Senior officials in Zanu (PF), the party led by the 85-year-old veteran politician, who faces growing international condemnation for his crackdowns on political opponents, white farmers and independent journalists, say he is furious that foreign governments had refused to give Tsvangirai assurances that they would lift sanctions that have hit hard the top brass in his party.

Mugabe got official feedback from Tsvangirai, who returned home Monday. Mugabe seemed seized with the matter at the 76th ordinary session of Zanu (PF) held in Harare last week Wednesday.

“I hope that the Prime Minister’s trip has given him an opportunity to call for the removal of the illegal sanctions which are stifling efforts by the inclusive governmnet to achieve its targets,” Mugabe said.

A leading member of the president’s Zanu (PF) party warned that Mugabe planned to retaliate for the intransigence of Western governments and alleged that the refusal was at Britain’s instigation – with other Western capitals taking a cue to maintain a ban on travel to European Union countries and America.

According to the Southern African Business Association, there are about 100 British companies in Zimbabwe, with a total investment of hundreds of millions of pounds.

Some of the big players, such as Barclays Bank, BP and Cadbury, are considered too vital to the economy to be nationalised. But scores of family businesses, many of them in tourism, could be confiscated and distributed among Mugabe’s party faithful, the sources said.

Mugabe told his lieutenants: “We must urgently revive the revolutionary spirit of the party.”
White British passport-holders in Zimbabwe would have to renounce their UK citizenship amid a continuing diplomatic stand-off over the evacuation of elderly Britons from Zimbabwe.

PROBLEMS TO WORK ON ▸
(a) In the excerpt about Mugabe and Western sanctions, how many British companies does the Southern African Business Association say are in Zimbabwe?
(b) Pick up the excerpt about Mugabe and Western sanctions after its last sentence and write a few more sentences that carry it on.
The listing after this excerpt comes from a different source.

MATERIAL PROVIDED ▸

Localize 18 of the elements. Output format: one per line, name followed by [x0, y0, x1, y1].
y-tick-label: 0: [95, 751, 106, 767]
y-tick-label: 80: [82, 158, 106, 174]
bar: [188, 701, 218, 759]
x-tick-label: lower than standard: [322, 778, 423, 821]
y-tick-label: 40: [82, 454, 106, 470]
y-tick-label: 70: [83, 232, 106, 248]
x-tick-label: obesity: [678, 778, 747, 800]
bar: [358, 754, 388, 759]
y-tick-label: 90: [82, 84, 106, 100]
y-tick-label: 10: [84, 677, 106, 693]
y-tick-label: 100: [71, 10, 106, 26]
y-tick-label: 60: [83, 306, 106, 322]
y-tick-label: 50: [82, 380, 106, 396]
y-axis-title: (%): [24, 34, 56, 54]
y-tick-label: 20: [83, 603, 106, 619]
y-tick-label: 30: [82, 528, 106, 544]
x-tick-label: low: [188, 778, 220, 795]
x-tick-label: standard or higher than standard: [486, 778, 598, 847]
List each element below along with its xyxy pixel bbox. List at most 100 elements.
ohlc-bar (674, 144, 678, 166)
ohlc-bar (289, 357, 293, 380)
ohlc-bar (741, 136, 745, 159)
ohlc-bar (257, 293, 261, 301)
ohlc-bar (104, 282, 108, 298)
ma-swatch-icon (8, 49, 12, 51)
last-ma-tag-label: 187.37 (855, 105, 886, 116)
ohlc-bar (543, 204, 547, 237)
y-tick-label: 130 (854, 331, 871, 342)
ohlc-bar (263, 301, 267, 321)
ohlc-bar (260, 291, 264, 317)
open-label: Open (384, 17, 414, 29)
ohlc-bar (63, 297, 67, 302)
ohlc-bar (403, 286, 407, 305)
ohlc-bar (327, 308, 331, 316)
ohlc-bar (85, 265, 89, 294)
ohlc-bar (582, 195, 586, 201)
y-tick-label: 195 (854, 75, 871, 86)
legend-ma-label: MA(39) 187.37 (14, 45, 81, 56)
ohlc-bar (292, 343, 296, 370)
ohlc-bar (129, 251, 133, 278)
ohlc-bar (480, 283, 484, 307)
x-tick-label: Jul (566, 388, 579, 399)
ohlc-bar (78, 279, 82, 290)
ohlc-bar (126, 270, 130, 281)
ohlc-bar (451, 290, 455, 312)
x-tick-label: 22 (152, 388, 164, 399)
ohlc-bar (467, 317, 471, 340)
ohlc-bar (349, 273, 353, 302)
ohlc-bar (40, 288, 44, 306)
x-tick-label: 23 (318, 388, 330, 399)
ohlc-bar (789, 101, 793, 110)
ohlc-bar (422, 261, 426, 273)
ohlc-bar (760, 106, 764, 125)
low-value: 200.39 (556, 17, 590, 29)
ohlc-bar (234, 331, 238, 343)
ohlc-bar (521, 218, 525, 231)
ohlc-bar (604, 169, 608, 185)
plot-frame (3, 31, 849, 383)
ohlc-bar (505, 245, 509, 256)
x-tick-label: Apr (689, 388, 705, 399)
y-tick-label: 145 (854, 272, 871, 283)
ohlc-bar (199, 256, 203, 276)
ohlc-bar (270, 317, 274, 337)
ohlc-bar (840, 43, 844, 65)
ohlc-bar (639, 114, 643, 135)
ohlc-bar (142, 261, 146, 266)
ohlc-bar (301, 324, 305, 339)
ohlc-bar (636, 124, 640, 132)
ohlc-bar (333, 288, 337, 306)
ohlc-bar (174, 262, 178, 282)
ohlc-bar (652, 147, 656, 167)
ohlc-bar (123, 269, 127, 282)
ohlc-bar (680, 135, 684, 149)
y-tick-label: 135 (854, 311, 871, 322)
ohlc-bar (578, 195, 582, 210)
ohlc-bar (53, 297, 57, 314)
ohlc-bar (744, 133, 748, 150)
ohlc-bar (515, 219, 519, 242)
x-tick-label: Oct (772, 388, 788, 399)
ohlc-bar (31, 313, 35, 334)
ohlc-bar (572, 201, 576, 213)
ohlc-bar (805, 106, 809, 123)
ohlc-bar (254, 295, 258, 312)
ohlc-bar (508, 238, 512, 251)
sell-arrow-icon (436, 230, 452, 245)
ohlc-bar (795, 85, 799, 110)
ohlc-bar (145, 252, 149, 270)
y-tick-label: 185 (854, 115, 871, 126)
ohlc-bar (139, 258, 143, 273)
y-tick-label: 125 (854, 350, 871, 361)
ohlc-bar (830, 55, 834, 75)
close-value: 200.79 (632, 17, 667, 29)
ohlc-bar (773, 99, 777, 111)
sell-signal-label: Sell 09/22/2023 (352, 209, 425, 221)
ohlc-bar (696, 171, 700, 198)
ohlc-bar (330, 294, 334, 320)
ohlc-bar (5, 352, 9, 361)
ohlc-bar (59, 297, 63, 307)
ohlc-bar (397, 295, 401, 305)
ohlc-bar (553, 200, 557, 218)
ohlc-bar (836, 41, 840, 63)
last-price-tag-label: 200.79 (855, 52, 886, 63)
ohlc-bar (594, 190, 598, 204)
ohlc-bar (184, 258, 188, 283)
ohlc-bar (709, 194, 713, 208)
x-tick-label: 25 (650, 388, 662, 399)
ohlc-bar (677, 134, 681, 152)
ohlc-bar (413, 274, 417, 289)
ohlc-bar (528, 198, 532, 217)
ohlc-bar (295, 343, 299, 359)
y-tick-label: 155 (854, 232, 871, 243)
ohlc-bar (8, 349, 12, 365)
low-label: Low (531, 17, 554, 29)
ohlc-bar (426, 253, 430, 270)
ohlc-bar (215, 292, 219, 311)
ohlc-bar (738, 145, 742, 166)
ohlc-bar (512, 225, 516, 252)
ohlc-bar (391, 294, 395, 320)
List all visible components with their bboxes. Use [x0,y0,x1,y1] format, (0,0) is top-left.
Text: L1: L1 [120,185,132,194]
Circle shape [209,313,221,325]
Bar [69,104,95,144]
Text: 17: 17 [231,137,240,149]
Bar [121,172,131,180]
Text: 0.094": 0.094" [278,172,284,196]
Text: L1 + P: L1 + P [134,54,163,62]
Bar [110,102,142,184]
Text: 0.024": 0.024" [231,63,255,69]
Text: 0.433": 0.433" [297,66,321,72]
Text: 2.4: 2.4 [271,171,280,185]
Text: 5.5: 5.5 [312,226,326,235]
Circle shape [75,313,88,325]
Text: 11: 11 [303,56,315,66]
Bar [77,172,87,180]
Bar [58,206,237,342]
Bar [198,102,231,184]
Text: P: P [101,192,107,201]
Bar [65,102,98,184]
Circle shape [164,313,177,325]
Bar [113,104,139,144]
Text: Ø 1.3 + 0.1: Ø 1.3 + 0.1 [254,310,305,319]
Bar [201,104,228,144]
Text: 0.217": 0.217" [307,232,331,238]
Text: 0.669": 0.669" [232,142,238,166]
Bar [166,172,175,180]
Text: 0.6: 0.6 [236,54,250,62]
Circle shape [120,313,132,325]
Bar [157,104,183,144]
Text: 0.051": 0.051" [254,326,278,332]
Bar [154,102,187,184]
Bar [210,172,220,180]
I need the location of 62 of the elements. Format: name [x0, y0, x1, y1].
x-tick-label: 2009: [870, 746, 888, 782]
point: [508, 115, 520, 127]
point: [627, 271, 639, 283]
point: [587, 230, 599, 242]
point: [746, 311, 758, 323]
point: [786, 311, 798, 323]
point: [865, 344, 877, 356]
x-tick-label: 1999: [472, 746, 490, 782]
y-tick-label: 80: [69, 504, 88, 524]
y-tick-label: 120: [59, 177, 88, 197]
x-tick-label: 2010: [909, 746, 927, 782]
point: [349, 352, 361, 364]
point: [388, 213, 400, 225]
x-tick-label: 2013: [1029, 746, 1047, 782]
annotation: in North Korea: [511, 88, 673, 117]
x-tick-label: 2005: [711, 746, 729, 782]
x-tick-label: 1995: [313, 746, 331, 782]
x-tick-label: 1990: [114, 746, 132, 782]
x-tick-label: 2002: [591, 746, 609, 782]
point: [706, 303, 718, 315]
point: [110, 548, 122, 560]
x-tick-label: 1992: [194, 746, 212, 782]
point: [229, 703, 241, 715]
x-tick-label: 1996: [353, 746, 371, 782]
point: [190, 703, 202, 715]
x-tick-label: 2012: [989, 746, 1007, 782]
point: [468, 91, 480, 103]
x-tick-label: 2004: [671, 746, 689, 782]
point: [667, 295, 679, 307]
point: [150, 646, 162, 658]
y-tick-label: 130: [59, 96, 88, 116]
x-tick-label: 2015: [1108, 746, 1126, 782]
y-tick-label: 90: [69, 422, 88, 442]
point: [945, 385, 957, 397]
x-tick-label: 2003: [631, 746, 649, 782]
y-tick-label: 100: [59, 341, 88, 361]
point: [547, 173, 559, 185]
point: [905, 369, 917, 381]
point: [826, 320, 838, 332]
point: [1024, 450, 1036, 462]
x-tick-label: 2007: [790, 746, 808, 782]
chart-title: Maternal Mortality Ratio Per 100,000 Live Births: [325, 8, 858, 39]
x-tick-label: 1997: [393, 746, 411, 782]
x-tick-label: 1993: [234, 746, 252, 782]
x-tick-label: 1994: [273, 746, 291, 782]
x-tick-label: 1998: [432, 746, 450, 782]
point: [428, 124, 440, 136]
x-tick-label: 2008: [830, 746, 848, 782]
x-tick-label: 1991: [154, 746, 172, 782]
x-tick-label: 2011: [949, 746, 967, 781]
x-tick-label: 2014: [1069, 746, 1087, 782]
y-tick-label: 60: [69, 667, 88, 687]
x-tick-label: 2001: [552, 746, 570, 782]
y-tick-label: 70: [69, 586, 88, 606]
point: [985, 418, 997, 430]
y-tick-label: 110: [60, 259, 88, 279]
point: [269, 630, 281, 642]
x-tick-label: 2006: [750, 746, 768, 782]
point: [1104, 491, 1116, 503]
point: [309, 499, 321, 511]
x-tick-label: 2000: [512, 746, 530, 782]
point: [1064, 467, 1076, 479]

RESPONSES IN ORDER ▸
(a) About 100.

(b)
Aides of Mugabe say that the tacit refusal to lift sanctions means that those Britons who have failed to become Zimbabwean citizens will face repercussions. Many of the few remaining white farmers have already decided to comply with the measure.

But a prominent businessman in Harare said yesterday that many of the whites still in Zimbabwe were determined to hold onto their British passports.

“There will be serious repercussions for Britain’s refusal to lift these sanctions,” said the Zanu (PF) aligned businessman, who had been warned of Mugabe’s plans by ministers in the president’s inner circle.

“It’ll be tit for tat. People will simply have their right to live here taken away and they’ll lose their businesses.”
Asked how this would be achieved with an MDC party with a strong presence in Parliament, the official said “it will be a spontaneous uprising, like the agrarian revolution.” He boasted that the MDC was powerless to stop a Zanu (PF) scheme which had the full backing of the top brass in the security forces.

Mugabe and the generals were said to be “extremeley agitated” and angered over EU and America’s decision to remove lifting “smart sanctions” targeted at Mugabe and his closest associates, and refusing to unfreeze their bank accounts.

The refusal to grant development finance and confine aid only to debt relief measures and aid is said to have infuriated the president. Most businessmen were silent when the threat of confiscation surfaced last week.

Mugabe’s aides say the president believes that Tsvangirai used his international tour of Western capitals to consolidate his party’s position and fundraise through local non-governmental organisations, which Mugabe allegesis complicit with the the MDC in attempting to cause regime change.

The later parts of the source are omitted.